Stored items:
▼

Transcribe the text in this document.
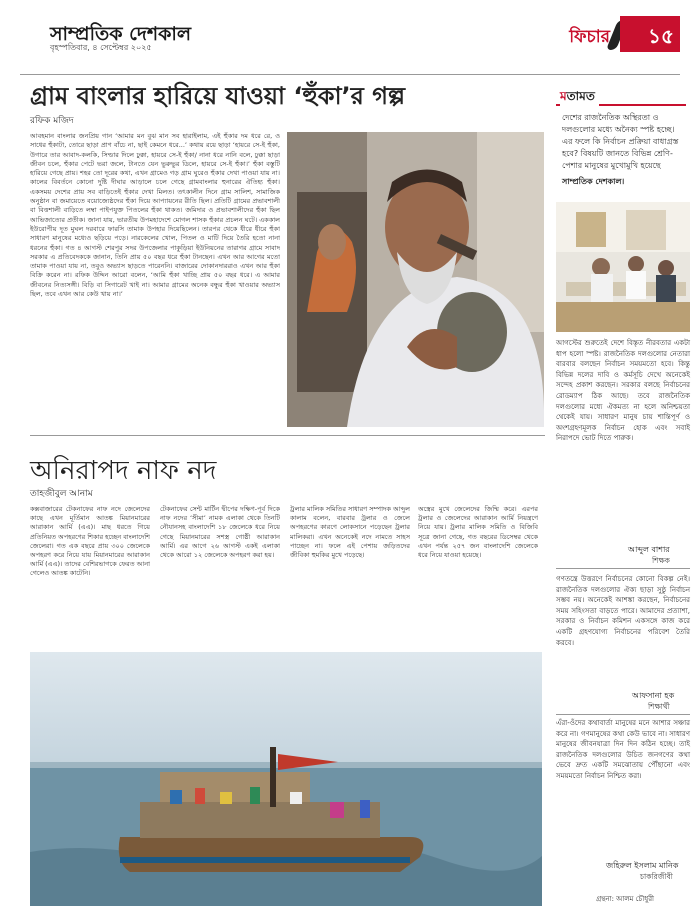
সাম্প্রতিক দেশকাল
বৃহস্পতিবার, ৪ সেপ্টেম্বর ২০২৫
ফিচার	১৫
গ্রাম বাংলার হারিয়ে যাওয়া ‘হুঁকা’র গল্প
রফিক মজিদ
আবহমান বাংলার জনপ্রিয় গান ‘আমার মন বুঝ মান সব হারাইলাম, এই হুঁকার দম ধরে রে, ও সাধের হুঁকাটা, তোরে ছাড়া প্রাণ বাঁচে না, ছাই কেমনে ধরে...’ কথায় রয়ে ছাড়া ‘হায়রে সে-ই হুঁকা, উগারে তার আবাদ-কলকি, সিল্ডার দিলে ঢুক্কা, হায়রে সে-ই হুঁকা/ নানা ধরে নানি বলে, ঢুক্কা ছাড়া জীবন চলে, হুঁকার পেটে ভরা জলে, টানতে যেন ভুরুভুর ডিলে, হায়রে সে-ই হুঁকা।’ হুঁকা বস্তুটি হারিয়ে গেছে প্রায়। শহর তো দূরের কথা, এখন গ্রামেও গড় গ্রাম ঘুরেও হুঁকার দেখা পাওয়া যায় না। কালের বিবর্তনে কোনো দুষ্টি দীঘার আড়ালে চলে গেছে গ্রামবাংলার হুনারের ঐতিহ্য হুঁকা। একসময় দেশের প্রায় সব বাড়িতেই হুঁকার দেখা মিলত। তৎকালীন দিনে গ্রাম সালিশ, সামাজিক অনুষ্ঠান বা জমায়েতে বয়োজ্যেষ্ঠদের হুঁকা দিয়ে আপ্যায়নের রীতি ছিল। প্রতিটি গ্রামের প্রভাবশালী বা বিত্তশালী বাড়িতে লম্বা পাইপযুক্ত পিতলের হুঁকা থাকত। জমিদার ও প্রভাবশালীদের হুঁকা ছিল আভিজাত্যের প্রতীক। জানা যায়, ভারতীয় উপমহাদেশে মোগল শাসক হুঁকার প্রচলন ঘটে। এককাল ইউরোপীয় দূত মুঘল দরবারে ফারসি তামাক উপহার দিয়েছিলেন। তারপর থেকে ধীরে ধীরে হুঁকা সাধারণ মানুষের মধ্যেও ছড়িয়ে পড়ে। নারকেলের খোল, পিতল ও মাটি দিয়ে তৈরি হতো নানা ধরনের হুঁকা। গত ৪ আগস্ট শেরপুর সদর উপজেলার পাকুড়িয়া ইউনিয়নের তারাগর গ্রামে সাবাদ সরকার এ প্রতিবেদককে জানান, তিনি প্রায় ৫০ বছর ধরে হুঁকা টানছেন। এখন আর আগের মতো তামাক পাওয়া যায় না, তবুও অভ্যাস ছাড়তে পারেননি। বাজারের দোকানদাররাও এখন আর হুঁকা বিক্রি করেন না। রফিক উদ্দিন আরো বলেন, ‘আমি হুঁকা খাচ্ছি প্রায় ৫০ বছর ধরে। এ আমার জীবনের নিত্যসঙ্গী। বিড়ি বা সিগারেট খাই না। আমার গ্রামের অনেক বন্ধুর হুঁকা খাওয়ার অভ্যাস ছিল, তবে এখন আর কেউ খায় না।’
মতামত
দেশের রাজনৈতিক অস্থিরতা ও দলগুলোর মধ্যে অনৈক্য স্পষ্ট হচ্ছে। এর ফলে কি নির্বাচন প্রক্রিয়া বাধাগ্রস্ত হবে? বিষয়টি জানতে বিভিন্ন শ্রেণি-পেশার মানুষের মুখোমুখি হয়েছে
সাম্প্রতিক দেশকাল।
আগস্টের শুরুতেই দেশে বিস্তৃত নীরবতার একটা ধাপ হলো স্পষ্ট। রাজনৈতিক দলগুলোর নেতারা বারবার বলছেন নির্বাচন সময়মতো হবে। কিন্তু বিভিন্ন দলের দাবি ও কর্মসূচি দেখে অনেকেই সন্দেহ প্রকাশ করছেন। সরকার বলছে নির্বাচনের রোডম্যাপ ঠিক আছে। তবে রাজনৈতিক দলগুলোর মধ্যে ঐকমত্য না হলে অনিশ্চয়তা থেকেই যায়। সাধারণ মানুষ চায় শান্তিপূর্ণ ও অংশগ্রহণমূলক নির্বাচন হোক এবং সবাই নিরাপদে ভোট দিতে পারুক।
আব্দুল বাশার
শিক্ষক
গণতন্ত্রে উত্তরণে নির্বাচনের কোনো বিকল্প নেই। রাজনৈতিক দলগুলোর ঐক্য ছাড়া সুষ্ঠু নির্বাচন সম্ভব নয়। অনেকেই আশঙ্কা করছেন, নির্বাচনের সময় সহিংসতা বাড়তে পারে। আমাদের প্রত্যাশা, সরকার ও নির্বাচন কমিশন একসঙ্গে কাজ করে একটি গ্রহণযোগ্য নির্বাচনের পরিবেশ তৈরি করবে।
আফসানা হক
শিক্ষার্থী
এঁরা-ওঁদের কথাবার্তা মানুষের মনে আশার সঞ্চার করে না। গণমানুষের কথা কেউ ভাবে না। সাধারণ মানুষের জীবনযাত্রা দিন দিন কঠিন হচ্ছে। তাই রাজনৈতিক দলগুলোর উচিত জনগণের কথা ভেবে দ্রুত একটি সমঝোতায় পৌঁছানো এবং সময়মতো নির্বাচন নিশ্চিত করা।
জহিরুল ইসলাম মানিক
চাকরিজীবী
গ্রন্থনা: আলম চৌধুরী
অনিরাপদ নাফ নদ
তাহজীবুল আনাম
কক্সবাজারের টেকনাফের নাফ নদে জেলেদের কাছে এখন মূর্তিমান আতঙ্ক মিয়ানমারের আরাকান আর্মি (এএ)। মাছ ধরতে গিয়ে প্রতিনিয়ত অপহরণের শিকার হচ্ছেন বাংলাদেশি জেলেরা। গত এক বছরে প্রায় ৩০০ জেলেকে অপহরণ করে নিয়ে যায় মিয়ানমারের আরাকান আর্মি (এএ)। তাদের বেশিরভাগকে ফেরত আনা গেলেও আতঙ্ক কাটেনি।
টেকনাফের সেন্ট মার্টিন দ্বীপের দক্ষিণ-পূর্ব দিকে নাফ নদের ‘সীমা’ নামক এলাকা থেকে তিনটি নৌযানসহ বাংলাদেশি ১৮ জেলেকে ধরে নিয়ে গেছে মিয়ানমারের সশস্ত্র গোষ্ঠী আরাকান আর্মি। এর আগে ২৬ আগস্ট একই এলাকা থেকে আরো ১২ জেলেকে অপহরণ করা হয়।
ট্রলার মালিক সমিতির সাধারণ সম্পাদক আব্দুল কালাম বলেন, বারবার ট্রলার ও জেলে অপহরণের কারণে লোকসানে পড়েছেন ট্রলার মালিকরা। এখন অনেকেই নদে নামতে সাহস পাচ্ছেন না। ফলে এই পেশায় জড়িতদের জীবিকা হুমকির মুখে পড়েছে।
অস্ত্রের মুখে জেলেদের জিম্মি করে। এরপর ট্রলার ও জেলেদের আরাকান আর্মি নিয়ন্ত্রণে নিয়ে যায়। ট্রলার মালিক সমিতি ও বিজিবি সূত্রে জানা গেছে, গত বছরের ডিসেম্বর থেকে এখন পর্যন্ত ২৫৭ জন বাংলাদেশি জেলেকে ধরে নিয়ে যাওয়া হয়েছে।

▲

Transcribe all the data word for word; the images stay out.

Transcribe the text in this document.
সাম্প্রতিক দেশকাল
বৃহস্পতিবার, ৪ সেপ্টেম্বর ২০২৫
ফিচার	১৫
গ্রাম বাংলার হারিয়ে যাওয়া ‘হুঁকা’র গল্প
রফিক মজিদ
আবহমান বাংলার জনপ্রিয় গান ‘আমার মন বুঝ মান সব হারাইলাম, এই হুঁকার দম ধরে রে, ও সাধের হুঁকাটা, তোরে ছাড়া প্রাণ বাঁচে না, ছাই কেমনে ধরে...’ কথায় রয়ে ছাড়া ‘হায়রে সে-ই হুঁকা, উগারে তার আবাদ-কলকি, সিল্ডার দিলে ঢুক্কা, হায়রে সে-ই হুঁকা/ নানা ধরে নানি বলে, ঢুক্কা ছাড়া জীবন চলে, হুঁকার পেটে ভরা জলে, টানতে যেন ভুরুভুর ডিলে, হায়রে সে-ই হুঁকা।’ হুঁকা বস্তুটি হারিয়ে গেছে প্রায়। শহর তো দূরের কথা, এখন গ্রামেও গড় গ্রাম ঘুরেও হুঁকার দেখা পাওয়া যায় না। কালের বিবর্তনে কোনো দুষ্টি দীঘার আড়ালে চলে গেছে গ্রামবাংলার হুনারের ঐতিহ্য হুঁকা। একসময় দেশের প্রায় সব বাড়িতেই হুঁকার দেখা মিলত। তৎকালীন দিনে গ্রাম সালিশ, সামাজিক অনুষ্ঠান বা জমায়েতে বয়োজ্যেষ্ঠদের হুঁকা দিয়ে আপ্যায়নের রীতি ছিল। প্রতিটি গ্রামের প্রভাবশালী বা বিত্তশালী বাড়িতে লম্বা পাইপযুক্ত পিতলের হুঁকা থাকত। জমিদার ও প্রভাবশালীদের হুঁকা ছিল আভিজাত্যের প্রতীক। জানা যায়, ভারতীয় উপমহাদেশে মোগল শাসক হুঁকার প্রচলন ঘটে। এককাল ইউরোপীয় দূত মুঘল দরবারে ফারসি তামাক উপহার দিয়েছিলেন। তারপর থেকে ধীরে ধীরে হুঁকা সাধারণ মানুষের মধ্যেও ছড়িয়ে পড়ে। নারকেলের খোল, পিতল ও মাটি দিয়ে তৈরি হতো নানা ধরনের হুঁকা। গত ৪ আগস্ট শেরপুর সদর উপজেলার পাকুড়িয়া ইউনিয়নের তারাগর গ্রামে সাবাদ সরকার এ প্রতিবেদককে জানান, তিনি প্রায় ৫০ বছর ধরে হুঁকা টানছেন। এখন আর আগের মতো তামাক পাওয়া যায় না, তবুও অভ্যাস ছাড়তে পারেননি। বাজারের দোকানদাররাও এখন আর হুঁকা বিক্রি করেন না। রফিক উদ্দিন আরো বলেন, ‘আমি হুঁকা খাচ্ছি প্রায় ৫০ বছর ধরে। এ আমার জীবনের নিত্যসঙ্গী। বিড়ি বা সিগারেট খাই না। আমার গ্রামের অনেক বন্ধুর হুঁকা খাওয়ার অভ্যাস ছিল, তবে এখন আর কেউ খায় না।’
মতামত
দেশের রাজনৈতিক অস্থিরতা ও দলগুলোর মধ্যে অনৈক্য স্পষ্ট হচ্ছে। এর ফলে কি নির্বাচন প্রক্রিয়া বাধাগ্রস্ত হবে? বিষয়টি জানতে বিভিন্ন শ্রেণি-পেশার মানুষের মুখোমুখি হয়েছে
সাম্প্রতিক দেশকাল।
আগস্টের শুরুতেই দেশে বিস্তৃত নীরবতার একটা ধাপ হলো স্পষ্ট। রাজনৈতিক দলগুলোর নেতারা বারবার বলছেন নির্বাচন সময়মতো হবে। কিন্তু বিভিন্ন দলের দাবি ও কর্মসূচি দেখে অনেকেই সন্দেহ প্রকাশ করছেন। সরকার বলছে নির্বাচনের রোডম্যাপ ঠিক আছে। তবে রাজনৈতিক দলগুলোর মধ্যে ঐকমত্য না হলে অনিশ্চয়তা থেকেই যায়। সাধারণ মানুষ চায় শান্তিপূর্ণ ও অংশগ্রহণমূলক নির্বাচন হোক এবং সবাই নিরাপদে ভোট দিতে পারুক।
আব্দুল বাশার
শিক্ষক
গণতন্ত্রে উত্তরণে নির্বাচনের কোনো বিকল্প নেই। রাজনৈতিক দলগুলোর ঐক্য ছাড়া সুষ্ঠু নির্বাচন সম্ভব নয়। অনেকেই আশঙ্কা করছেন, নির্বাচনের সময় সহিংসতা বাড়তে পারে। আমাদের প্রত্যাশা, সরকার ও নির্বাচন কমিশন একসঙ্গে কাজ করে একটি গ্রহণযোগ্য নির্বাচনের পরিবেশ তৈরি করবে।
আফসানা হক
শিক্ষার্থী
এঁরা-ওঁদের কথাবার্তা মানুষের মনে আশার সঞ্চার করে না। গণমানুষের কথা কেউ ভাবে না। সাধারণ মানুষের জীবনযাত্রা দিন দিন কঠিন হচ্ছে। তাই রাজনৈতিক দলগুলোর উচিত জনগণের কথা ভেবে দ্রুত একটি সমঝোতায় পৌঁছানো এবং সময়মতো নির্বাচন নিশ্চিত করা।
জহিরুল ইসলাম মানিক
চাকরিজীবী
গ্রন্থনা: আলম চৌধুরী
অনিরাপদ নাফ নদ
তাহজীবুল আনাম
কক্সবাজারের টেকনাফের নাফ নদে জেলেদের কাছে এখন মূর্তিমান আতঙ্ক মিয়ানমারের আরাকান আর্মি (এএ)। মাছ ধরতে গিয়ে প্রতিনিয়ত অপহরণের শিকার হচ্ছেন বাংলাদেশি জেলেরা। গত এক বছরে প্রায় ৩০০ জেলেকে অপহরণ করে নিয়ে যায় মিয়ানমারের আরাকান আর্মি (এএ)। তাদের বেশিরভাগকে ফেরত আনা গেলেও আতঙ্ক কাটেনি।
টেকনাফের সেন্ট মার্টিন দ্বীপের দক্ষিণ-পূর্ব দিকে নাফ নদের ‘সীমা’ নামক এলাকা থেকে তিনটি নৌযানসহ বাংলাদেশি ১৮ জেলেকে ধরে নিয়ে গেছে মিয়ানমারের সশস্ত্র গোষ্ঠী আরাকান আর্মি। এর আগে ২৬ আগস্ট একই এলাকা থেকে আরো ১২ জেলেকে অপহরণ করা হয়।
ট্রলার মালিক সমিতির সাধারণ সম্পাদক আব্দুল কালাম বলেন, বারবার ট্রলার ও জেলে অপহরণের কারণে লোকসানে পড়েছেন ট্রলার মালিকরা। এখন অনেকেই নদে নামতে সাহস পাচ্ছেন না। ফলে এই পেশায় জড়িতদের জীবিকা হুমকির মুখে পড়েছে।
অস্ত্রের মুখে জেলেদের জিম্মি করে। এরপর ট্রলার ও জেলেদের আরাকান আর্মি নিয়ন্ত্রণে নিয়ে যায়। ট্রলার মালিক সমিতি ও বিজিবি সূত্রে জানা গেছে, গত বছরের ডিসেম্বর থেকে এখন পর্যন্ত ২৫৭ জন বাংলাদেশি জেলেকে ধরে নিয়ে যাওয়া হয়েছে।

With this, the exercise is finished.